begin Supplied data

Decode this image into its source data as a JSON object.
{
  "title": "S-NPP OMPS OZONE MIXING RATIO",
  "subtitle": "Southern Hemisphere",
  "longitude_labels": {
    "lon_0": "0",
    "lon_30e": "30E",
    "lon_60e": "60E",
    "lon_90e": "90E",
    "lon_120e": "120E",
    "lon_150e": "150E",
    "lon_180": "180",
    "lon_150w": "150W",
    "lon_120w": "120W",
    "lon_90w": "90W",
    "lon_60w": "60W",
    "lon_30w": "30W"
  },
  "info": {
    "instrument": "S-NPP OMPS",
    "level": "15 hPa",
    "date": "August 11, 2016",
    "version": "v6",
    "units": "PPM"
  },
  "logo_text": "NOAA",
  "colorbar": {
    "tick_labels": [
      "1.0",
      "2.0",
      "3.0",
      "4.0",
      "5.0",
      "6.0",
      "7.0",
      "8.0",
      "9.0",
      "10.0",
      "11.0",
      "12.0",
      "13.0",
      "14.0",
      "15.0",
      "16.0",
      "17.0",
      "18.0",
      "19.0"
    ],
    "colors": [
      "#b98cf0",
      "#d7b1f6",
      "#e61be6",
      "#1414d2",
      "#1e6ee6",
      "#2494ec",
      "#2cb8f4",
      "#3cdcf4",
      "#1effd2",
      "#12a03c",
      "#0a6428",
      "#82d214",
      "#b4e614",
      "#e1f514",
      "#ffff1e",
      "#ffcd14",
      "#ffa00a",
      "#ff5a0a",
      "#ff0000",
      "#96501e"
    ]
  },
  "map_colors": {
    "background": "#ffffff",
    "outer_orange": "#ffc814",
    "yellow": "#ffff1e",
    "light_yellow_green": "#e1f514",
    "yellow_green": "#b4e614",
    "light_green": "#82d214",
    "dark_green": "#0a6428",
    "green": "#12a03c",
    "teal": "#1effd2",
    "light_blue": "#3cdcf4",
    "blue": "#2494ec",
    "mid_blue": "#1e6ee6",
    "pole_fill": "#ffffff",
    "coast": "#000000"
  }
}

end Supplied data

**Brief**
Copy out the whole listing, exactly as written.

**Solution below**
Decode this image into its source data as a JSON object.
{
  "title": "S-NPP OMPS OZONE MIXING RATIO",
  "subtitle": "Southern Hemisphere",
  "longitude_labels": {
    "lon_0": "0",
    "lon_30e": "30E",
    "lon_60e": "60E",
    "lon_90e": "90E",
    "lon_120e": "120E",
    "lon_150e": "150E",
    "lon_180": "180",
    "lon_150w": "150W",
    "lon_120w": "120W",
    "lon_90w": "90W",
    "lon_60w": "60W",
    "lon_30w": "30W"
  },
  "info": {
    "instrument": "S-NPP OMPS",
    "level": "15 hPa",
    "date": "August 11, 2016",
    "version": "v6",
    "units": "PPM"
  },
  "logo_text": "NOAA",
  "colorbar": {
    "tick_labels": [
      "1.0",
      "2.0",
      "3.0",
      "4.0",
      "5.0",
      "6.0",
      "7.0",
      "8.0",
      "9.0",
      "10.0",
      "11.0",
      "12.0",
      "13.0",
      "14.0",
      "15.0",
      "16.0",
      "17.0",
      "18.0",
      "19.0"
    ],
    "colors": [
      "#b98cf0",
      "#d7b1f6",
      "#e61be6",
      "#1414d2",
      "#1e6ee6",
      "#2494ec",
      "#2cb8f4",
      "#3cdcf4",
      "#1effd2",
      "#12a03c",
      "#0a6428",
      "#82d214",
      "#b4e614",
      "#e1f514",
      "#ffff1e",
      "#ffcd14",
      "#ffa00a",
      "#ff5a0a",
      "#ff0000",
      "#96501e"
    ]
  },
  "map_colors": {
    "background": "#ffffff",
    "outer_orange": "#ffc814",
    "yellow": "#ffff1e",
    "light_yellow_green": "#e1f514",
    "yellow_green": "#b4e614",
    "light_green": "#82d214",
    "dark_green": "#0a6428",
    "green": "#12a03c",
    "teal": "#1effd2",
    "light_blue": "#3cdcf4",
    "blue": "#2494ec",
    "mid_blue": "#1e6ee6",
    "pole_fill": "#ffffff",
    "coast": "#000000"
  }
}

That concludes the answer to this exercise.